Copy out the entries below in full and exactly.

Dataset records:
::::::::::

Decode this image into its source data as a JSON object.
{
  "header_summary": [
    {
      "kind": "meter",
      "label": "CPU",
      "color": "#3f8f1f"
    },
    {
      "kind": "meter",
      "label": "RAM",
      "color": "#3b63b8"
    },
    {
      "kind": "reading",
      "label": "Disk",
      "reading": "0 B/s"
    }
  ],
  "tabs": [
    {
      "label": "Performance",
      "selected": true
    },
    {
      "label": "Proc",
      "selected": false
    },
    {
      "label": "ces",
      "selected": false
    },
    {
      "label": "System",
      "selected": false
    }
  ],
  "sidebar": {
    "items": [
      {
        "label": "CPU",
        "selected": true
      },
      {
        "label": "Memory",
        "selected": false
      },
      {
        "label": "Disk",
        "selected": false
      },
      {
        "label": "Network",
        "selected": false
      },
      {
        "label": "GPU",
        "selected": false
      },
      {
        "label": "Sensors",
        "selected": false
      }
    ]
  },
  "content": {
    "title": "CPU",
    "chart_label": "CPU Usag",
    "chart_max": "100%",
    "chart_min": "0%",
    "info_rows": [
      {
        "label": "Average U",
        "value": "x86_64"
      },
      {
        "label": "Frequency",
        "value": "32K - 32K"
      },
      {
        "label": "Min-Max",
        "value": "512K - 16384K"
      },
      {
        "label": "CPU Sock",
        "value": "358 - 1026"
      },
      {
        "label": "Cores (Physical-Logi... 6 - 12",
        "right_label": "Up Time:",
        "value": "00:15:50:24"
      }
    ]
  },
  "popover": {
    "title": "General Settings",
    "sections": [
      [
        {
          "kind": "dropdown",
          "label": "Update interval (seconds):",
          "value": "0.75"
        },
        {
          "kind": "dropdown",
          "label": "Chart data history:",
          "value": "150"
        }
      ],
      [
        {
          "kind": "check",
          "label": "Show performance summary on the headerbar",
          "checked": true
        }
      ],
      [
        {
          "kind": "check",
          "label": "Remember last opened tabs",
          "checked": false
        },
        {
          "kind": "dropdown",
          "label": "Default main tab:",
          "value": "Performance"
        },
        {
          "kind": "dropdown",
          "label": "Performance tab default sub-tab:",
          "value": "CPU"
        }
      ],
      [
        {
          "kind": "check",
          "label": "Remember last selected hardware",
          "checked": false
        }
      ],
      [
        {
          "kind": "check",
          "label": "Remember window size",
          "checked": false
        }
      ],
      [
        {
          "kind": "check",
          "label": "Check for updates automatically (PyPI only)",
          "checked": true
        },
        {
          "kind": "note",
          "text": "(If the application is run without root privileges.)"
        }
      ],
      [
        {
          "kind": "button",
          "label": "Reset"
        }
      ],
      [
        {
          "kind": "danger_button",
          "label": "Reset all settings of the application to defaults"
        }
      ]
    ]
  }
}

::::::::::

**Solution to this exercise**
Decode this image into its source data as a JSON object.
{
  "header_summary": [
    {
      "kind": "meter",
      "label": "CPU",
      "color": "#3f8f1f"
    },
    {
      "kind": "meter",
      "label": "RAM",
      "color": "#3b63b8"
    },
    {
      "kind": "reading",
      "label": "Disk",
      "reading": "0 B/s"
    }
  ],
  "tabs": [
    {
      "label": "Performance",
      "selected": true
    },
    {
      "label": "Proc",
      "selected": false
    },
    {
      "label": "ces",
      "selected": false
    },
    {
      "label": "System",
      "selected": false
    }
  ],
  "sidebar": {
    "items": [
      {
        "label": "CPU",
        "selected": true
      },
      {
        "label": "Memory",
        "selected": false
      },
      {
        "label": "Disk",
        "selected": false
      },
      {
        "label": "Network",
        "selected": false
      },
      {
        "label": "GPU",
        "selected": false
      },
      {
        "label": "Sensors",
        "selected": false
      }
    ]
  },
  "content": {
    "title": "CPU",
    "chart_label": "CPU Usag",
    "chart_max": "100%",
    "chart_min": "0%",
    "info_rows": [
      {
        "label": "Average U",
        "value": "x86_64"
      },
      {
        "label": "Frequency",
        "value": "32K - 32K"
      },
      {
        "label": "Min-Max",
        "value": "512K - 16384K"
      },
      {
        "label": "CPU Sock",
        "value": "358 - 1026"
      },
      {
        "label": "Cores (Physical-Logi... 6 - 12",
        "right_label": "Up Time:",
        "value": "00:15:50:24"
      }
    ]
  },
  "popover": {
    "title": "General Settings",
    "sections": [
      [
        {
          "kind": "dropdown",
          "label": "Update interval (seconds):",
          "value": "0.75"
        },
        {
          "kind": "dropdown",
          "label": "Chart data history:",
          "value": "150"
        }
      ],
      [
        {
          "kind": "check",
          "label": "Show performance summary on the headerbar",
          "checked": true
        }
      ],
      [
        {
          "kind": "check",
          "label": "Remember last opened tabs",
          "checked": false
        },
        {
          "kind": "dropdown",
          "label": "Default main tab:",
          "value": "Performance"
        },
        {
          "kind": "dropdown",
          "label": "Performance tab default sub-tab:",
          "value": "CPU"
        }
      ],
      [
        {
          "kind": "check",
          "label": "Remember last selected hardware",
          "checked": false
        }
      ],
      [
        {
          "kind": "check",
          "label": "Remember window size",
          "checked": false
        }
      ],
      [
        {
          "kind": "check",
          "label": "Check for updates automatically (PyPI only)",
          "checked": true
        },
        {
          "kind": "note",
          "text": "(If the application is run without root privileges.)"
        }
      ],
      [
        {
          "kind": "button",
          "label": "Reset"
        }
      ],
      [
        {
          "kind": "danger_button",
          "label": "Reset all settings of the application to defaults"
        }
      ]
    ]
  }
}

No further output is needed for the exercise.